Records from a data source
__________
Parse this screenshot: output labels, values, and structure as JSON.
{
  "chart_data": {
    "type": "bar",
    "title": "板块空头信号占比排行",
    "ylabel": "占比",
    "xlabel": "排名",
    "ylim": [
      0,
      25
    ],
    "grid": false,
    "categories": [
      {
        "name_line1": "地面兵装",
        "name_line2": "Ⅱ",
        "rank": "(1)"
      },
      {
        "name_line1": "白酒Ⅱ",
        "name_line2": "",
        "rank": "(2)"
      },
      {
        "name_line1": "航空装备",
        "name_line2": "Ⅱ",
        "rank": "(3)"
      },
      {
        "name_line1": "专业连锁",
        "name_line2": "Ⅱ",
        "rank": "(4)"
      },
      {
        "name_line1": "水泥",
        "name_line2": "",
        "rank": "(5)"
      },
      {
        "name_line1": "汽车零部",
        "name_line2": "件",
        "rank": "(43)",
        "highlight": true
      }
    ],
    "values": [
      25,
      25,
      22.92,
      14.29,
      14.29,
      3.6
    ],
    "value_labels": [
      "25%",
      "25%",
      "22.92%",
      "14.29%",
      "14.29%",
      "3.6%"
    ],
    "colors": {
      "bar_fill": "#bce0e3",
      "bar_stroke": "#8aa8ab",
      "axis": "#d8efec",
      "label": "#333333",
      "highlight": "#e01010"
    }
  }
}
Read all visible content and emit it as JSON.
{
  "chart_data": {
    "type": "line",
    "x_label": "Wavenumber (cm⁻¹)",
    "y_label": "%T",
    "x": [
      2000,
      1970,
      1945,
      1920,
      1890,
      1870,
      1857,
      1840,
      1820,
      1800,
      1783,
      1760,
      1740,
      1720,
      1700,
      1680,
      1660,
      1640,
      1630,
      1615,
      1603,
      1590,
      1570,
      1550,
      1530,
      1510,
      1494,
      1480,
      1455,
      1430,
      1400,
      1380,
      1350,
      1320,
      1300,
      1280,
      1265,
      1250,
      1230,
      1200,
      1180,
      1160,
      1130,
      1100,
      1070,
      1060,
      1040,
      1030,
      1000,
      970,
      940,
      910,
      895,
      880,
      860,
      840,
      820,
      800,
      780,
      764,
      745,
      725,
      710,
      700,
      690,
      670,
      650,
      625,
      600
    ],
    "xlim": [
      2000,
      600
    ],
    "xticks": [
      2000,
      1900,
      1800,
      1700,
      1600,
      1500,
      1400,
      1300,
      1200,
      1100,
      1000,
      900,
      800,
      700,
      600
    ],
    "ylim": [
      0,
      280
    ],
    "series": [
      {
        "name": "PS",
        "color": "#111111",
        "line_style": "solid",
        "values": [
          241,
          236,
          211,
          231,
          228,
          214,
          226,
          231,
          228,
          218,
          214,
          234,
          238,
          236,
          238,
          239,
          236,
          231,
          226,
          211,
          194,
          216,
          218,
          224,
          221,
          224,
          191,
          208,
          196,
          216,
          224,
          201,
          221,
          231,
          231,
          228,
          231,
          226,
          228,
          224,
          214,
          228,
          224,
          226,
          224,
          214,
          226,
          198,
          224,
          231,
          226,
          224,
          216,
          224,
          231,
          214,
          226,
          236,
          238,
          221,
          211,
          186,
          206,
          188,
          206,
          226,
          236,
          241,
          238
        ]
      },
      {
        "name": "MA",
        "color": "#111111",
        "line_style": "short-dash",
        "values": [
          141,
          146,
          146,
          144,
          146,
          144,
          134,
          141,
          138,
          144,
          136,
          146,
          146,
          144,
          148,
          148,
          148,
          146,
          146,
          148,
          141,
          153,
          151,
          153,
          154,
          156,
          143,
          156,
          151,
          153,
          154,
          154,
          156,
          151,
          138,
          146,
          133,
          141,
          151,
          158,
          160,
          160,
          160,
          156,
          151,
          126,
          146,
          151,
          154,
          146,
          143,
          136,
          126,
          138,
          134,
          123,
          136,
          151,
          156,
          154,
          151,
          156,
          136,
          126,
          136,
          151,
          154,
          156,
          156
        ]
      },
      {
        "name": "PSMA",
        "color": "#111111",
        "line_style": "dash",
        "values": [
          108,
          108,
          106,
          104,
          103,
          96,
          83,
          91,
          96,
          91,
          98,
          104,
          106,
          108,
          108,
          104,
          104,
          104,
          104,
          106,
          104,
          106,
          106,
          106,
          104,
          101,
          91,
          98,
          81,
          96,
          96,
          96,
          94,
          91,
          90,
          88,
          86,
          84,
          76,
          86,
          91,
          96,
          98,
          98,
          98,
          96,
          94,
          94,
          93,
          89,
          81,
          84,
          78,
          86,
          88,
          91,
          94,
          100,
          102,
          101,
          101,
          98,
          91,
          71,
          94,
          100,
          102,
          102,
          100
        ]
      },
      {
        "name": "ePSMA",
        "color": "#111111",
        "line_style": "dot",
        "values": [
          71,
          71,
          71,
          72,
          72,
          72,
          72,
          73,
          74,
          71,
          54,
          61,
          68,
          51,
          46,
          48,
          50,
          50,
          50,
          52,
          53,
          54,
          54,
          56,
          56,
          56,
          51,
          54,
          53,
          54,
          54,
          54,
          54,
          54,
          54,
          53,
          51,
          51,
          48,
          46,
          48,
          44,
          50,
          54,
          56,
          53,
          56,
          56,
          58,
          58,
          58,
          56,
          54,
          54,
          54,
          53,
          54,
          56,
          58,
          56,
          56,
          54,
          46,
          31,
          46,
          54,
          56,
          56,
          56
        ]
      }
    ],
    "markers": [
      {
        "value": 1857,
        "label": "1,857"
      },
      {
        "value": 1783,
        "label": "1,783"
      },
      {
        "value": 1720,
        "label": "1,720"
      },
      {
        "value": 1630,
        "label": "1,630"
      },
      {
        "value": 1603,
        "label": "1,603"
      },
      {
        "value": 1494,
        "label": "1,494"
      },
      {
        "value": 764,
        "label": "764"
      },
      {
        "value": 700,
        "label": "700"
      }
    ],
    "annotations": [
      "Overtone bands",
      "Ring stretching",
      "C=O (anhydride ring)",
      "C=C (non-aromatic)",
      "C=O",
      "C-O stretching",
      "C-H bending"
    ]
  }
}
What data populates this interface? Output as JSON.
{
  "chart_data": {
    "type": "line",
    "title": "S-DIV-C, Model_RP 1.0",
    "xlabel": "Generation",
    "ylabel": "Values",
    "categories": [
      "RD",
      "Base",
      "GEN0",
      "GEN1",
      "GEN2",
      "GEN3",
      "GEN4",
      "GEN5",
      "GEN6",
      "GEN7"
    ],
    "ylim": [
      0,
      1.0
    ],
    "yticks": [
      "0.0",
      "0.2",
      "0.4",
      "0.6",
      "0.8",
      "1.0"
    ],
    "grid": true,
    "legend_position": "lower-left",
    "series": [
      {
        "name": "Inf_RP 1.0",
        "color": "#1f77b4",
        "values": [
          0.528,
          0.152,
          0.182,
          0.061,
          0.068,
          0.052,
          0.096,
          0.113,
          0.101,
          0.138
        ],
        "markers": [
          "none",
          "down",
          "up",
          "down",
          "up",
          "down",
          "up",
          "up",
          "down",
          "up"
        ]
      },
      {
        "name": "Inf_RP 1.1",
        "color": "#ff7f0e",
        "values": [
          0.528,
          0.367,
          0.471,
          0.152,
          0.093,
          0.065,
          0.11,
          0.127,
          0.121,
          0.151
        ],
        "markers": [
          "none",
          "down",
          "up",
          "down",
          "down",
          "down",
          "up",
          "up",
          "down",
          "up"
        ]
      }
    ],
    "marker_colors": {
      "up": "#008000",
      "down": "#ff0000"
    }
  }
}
__________
**Short exercise:** Faithfully transcribe the whole of the data.

**Response below:**
Parse this screenshot: output labels, values, and structure as JSON.
{
  "chart_data": {
    "type": "bar",
    "title": "板块空头信号占比排行",
    "ylabel": "占比",
    "xlabel": "排名",
    "ylim": [
      0,
      25
    ],
    "grid": false,
    "categories": [
      {
        "name_line1": "地面兵装",
        "name_line2": "Ⅱ",
        "rank": "(1)"
      },
      {
        "name_line1": "白酒Ⅱ",
        "name_line2": "",
        "rank": "(2)"
      },
      {
        "name_line1": "航空装备",
        "name_line2": "Ⅱ",
        "rank": "(3)"
      },
      {
        "name_line1": "专业连锁",
        "name_line2": "Ⅱ",
        "rank": "(4)"
      },
      {
        "name_line1": "水泥",
        "name_line2": "",
        "rank": "(5)"
      },
      {
        "name_line1": "汽车零部",
        "name_line2": "件",
        "rank": "(43)",
        "highlight": true
      }
    ],
    "values": [
      25,
      25,
      22.92,
      14.29,
      14.29,
      3.6
    ],
    "value_labels": [
      "25%",
      "25%",
      "22.92%",
      "14.29%",
      "14.29%",
      "3.6%"
    ],
    "colors": {
      "bar_fill": "#bce0e3",
      "bar_stroke": "#8aa8ab",
      "axis": "#d8efec",
      "label": "#333333",
      "highlight": "#e01010"
    }
  }
}
Read all visible content and emit it as JSON.
{
  "chart_data": {
    "type": "line",
    "x_label": "Wavenumber (cm⁻¹)",
    "y_label": "%T",
    "x": [
      2000,
      1970,
      1945,
      1920,
      1890,
      1870,
      1857,
      1840,
      1820,
      1800,
      1783,
      1760,
      1740,
      1720,
      1700,
      1680,
      1660,
      1640,
      1630,
      1615,
      1603,
      1590,
      1570,
      1550,
      1530,
      1510,
      1494,
      1480,
      1455,
      1430,
      1400,
      1380,
      1350,
      1320,
      1300,
      1280,
      1265,
      1250,
      1230,
      1200,
      1180,
      1160,
      1130,
      1100,
      1070,
      1060,
      1040,
      1030,
      1000,
      970,
      940,
      910,
      895,
      880,
      860,
      840,
      820,
      800,
      780,
      764,
      745,
      725,
      710,
      700,
      690,
      670,
      650,
      625,
      600
    ],
    "xlim": [
      2000,
      600
    ],
    "xticks": [
      2000,
      1900,
      1800,
      1700,
      1600,
      1500,
      1400,
      1300,
      1200,
      1100,
      1000,
      900,
      800,
      700,
      600
    ],
    "ylim": [
      0,
      280
    ],
    "series": [
      {
        "name": "PS",
        "color": "#111111",
        "line_style": "solid",
        "values": [
          241,
          236,
          211,
          231,
          228,
          214,
          226,
          231,
          228,
          218,
          214,
          234,
          238,
          236,
          238,
          239,
          236,
          231,
          226,
          211,
          194,
          216,
          218,
          224,
          221,
          224,
          191,
          208,
          196,
          216,
          224,
          201,
          221,
          231,
          231,
          228,
          231,
          226,
          228,
          224,
          214,
          228,
          224,
          226,
          224,
          214,
          226,
          198,
          224,
          231,
          226,
          224,
          216,
          224,
          231,
          214,
          226,
          236,
          238,
          221,
          211,
          186,
          206,
          188,
          206,
          226,
          236,
          241,
          238
        ]
      },
      {
        "name": "MA",
        "color": "#111111",
        "line_style": "short-dash",
        "values": [
          141,
          146,
          146,
          144,
          146,
          144,
          134,
          141,
          138,
          144,
          136,
          146,
          146,
          144,
          148,
          148,
          148,
          146,
          146,
          148,
          141,
          153,
          151,
          153,
          154,
          156,
          143,
          156,
          151,
          153,
          154,
          154,
          156,
          151,
          138,
          146,
          133,
          141,
          151,
          158,
          160,
          160,
          160,
          156,
          151,
          126,
          146,
          151,
          154,
          146,
          143,
          136,
          126,
          138,
          134,
          123,
          136,
          151,
          156,
          154,
          151,
          156,
          136,
          126,
          136,
          151,
          154,
          156,
          156
        ]
      },
      {
        "name": "PSMA",
        "color": "#111111",
        "line_style": "dash",
        "values": [
          108,
          108,
          106,
          104,
          103,
          96,
          83,
          91,
          96,
          91,
          98,
          104,
          106,
          108,
          108,
          104,
          104,
          104,
          104,
          106,
          104,
          106,
          106,
          106,
          104,
          101,
          91,
          98,
          81,
          96,
          96,
          96,
          94,
          91,
          90,
          88,
          86,
          84,
          76,
          86,
          91,
          96,
          98,
          98,
          98,
          96,
          94,
          94,
          93,
          89,
          81,
          84,
          78,
          86,
          88,
          91,
          94,
          100,
          102,
          101,
          101,
          98,
          91,
          71,
          94,
          100,
          102,
          102,
          100
        ]
      },
      {
        "name": "ePSMA",
        "color": "#111111",
        "line_style": "dot",
        "values": [
          71,
          71,
          71,
          72,
          72,
          72,
          72,
          73,
          74,
          71,
          54,
          61,
          68,
          51,
          46,
          48,
          50,
          50,
          50,
          52,
          53,
          54,
          54,
          56,
          56,
          56,
          51,
          54,
          53,
          54,
          54,
          54,
          54,
          54,
          54,
          53,
          51,
          51,
          48,
          46,
          48,
          44,
          50,
          54,
          56,
          53,
          56,
          56,
          58,
          58,
          58,
          56,
          54,
          54,
          54,
          53,
          54,
          56,
          58,
          56,
          56,
          54,
          46,
          31,
          46,
          54,
          56,
          56,
          56
        ]
      }
    ],
    "markers": [
      {
        "value": 1857,
        "label": "1,857"
      },
      {
        "value": 1783,
        "label": "1,783"
      },
      {
        "value": 1720,
        "label": "1,720"
      },
      {
        "value": 1630,
        "label": "1,630"
      },
      {
        "value": 1603,
        "label": "1,603"
      },
      {
        "value": 1494,
        "label": "1,494"
      },
      {
        "value": 764,
        "label": "764"
      },
      {
        "value": 700,
        "label": "700"
      }
    ],
    "annotations": [
      "Overtone bands",
      "Ring stretching",
      "C=O (anhydride ring)",
      "C=C (non-aromatic)",
      "C=O",
      "C-O stretching",
      "C-H bending"
    ]
  }
}
What data populates this interface? Output as JSON.
{
  "chart_data": {
    "type": "line",
    "title": "S-DIV-C, Model_RP 1.0",
    "xlabel": "Generation",
    "ylabel": "Values",
    "categories": [
      "RD",
      "Base",
      "GEN0",
      "GEN1",
      "GEN2",
      "GEN3",
      "GEN4",
      "GEN5",
      "GEN6",
      "GEN7"
    ],
    "ylim": [
      0,
      1.0
    ],
    "yticks": [
      "0.0",
      "0.2",
      "0.4",
      "0.6",
      "0.8",
      "1.0"
    ],
    "grid": true,
    "legend_position": "lower-left",
    "series": [
      {
        "name": "Inf_RP 1.0",
        "color": "#1f77b4",
        "values": [
          0.528,
          0.152,
          0.182,
          0.061,
          0.068,
          0.052,
          0.096,
          0.113,
          0.101,
          0.138
        ],
        "markers": [
          "none",
          "down",
          "up",
          "down",
          "up",
          "down",
          "up",
          "up",
          "down",
          "up"
        ]
      },
      {
        "name": "Inf_RP 1.1",
        "color": "#ff7f0e",
        "values": [
          0.528,
          0.367,
          0.471,
          0.152,
          0.093,
          0.065,
          0.11,
          0.127,
          0.121,
          0.151
        ],
        "markers": [
          "none",
          "down",
          "up",
          "down",
          "down",
          "down",
          "up",
          "up",
          "down",
          "up"
        ]
      }
    ],
    "marker_colors": {
      "up": "#008000",
      "down": "#ff0000"
    }
  }
}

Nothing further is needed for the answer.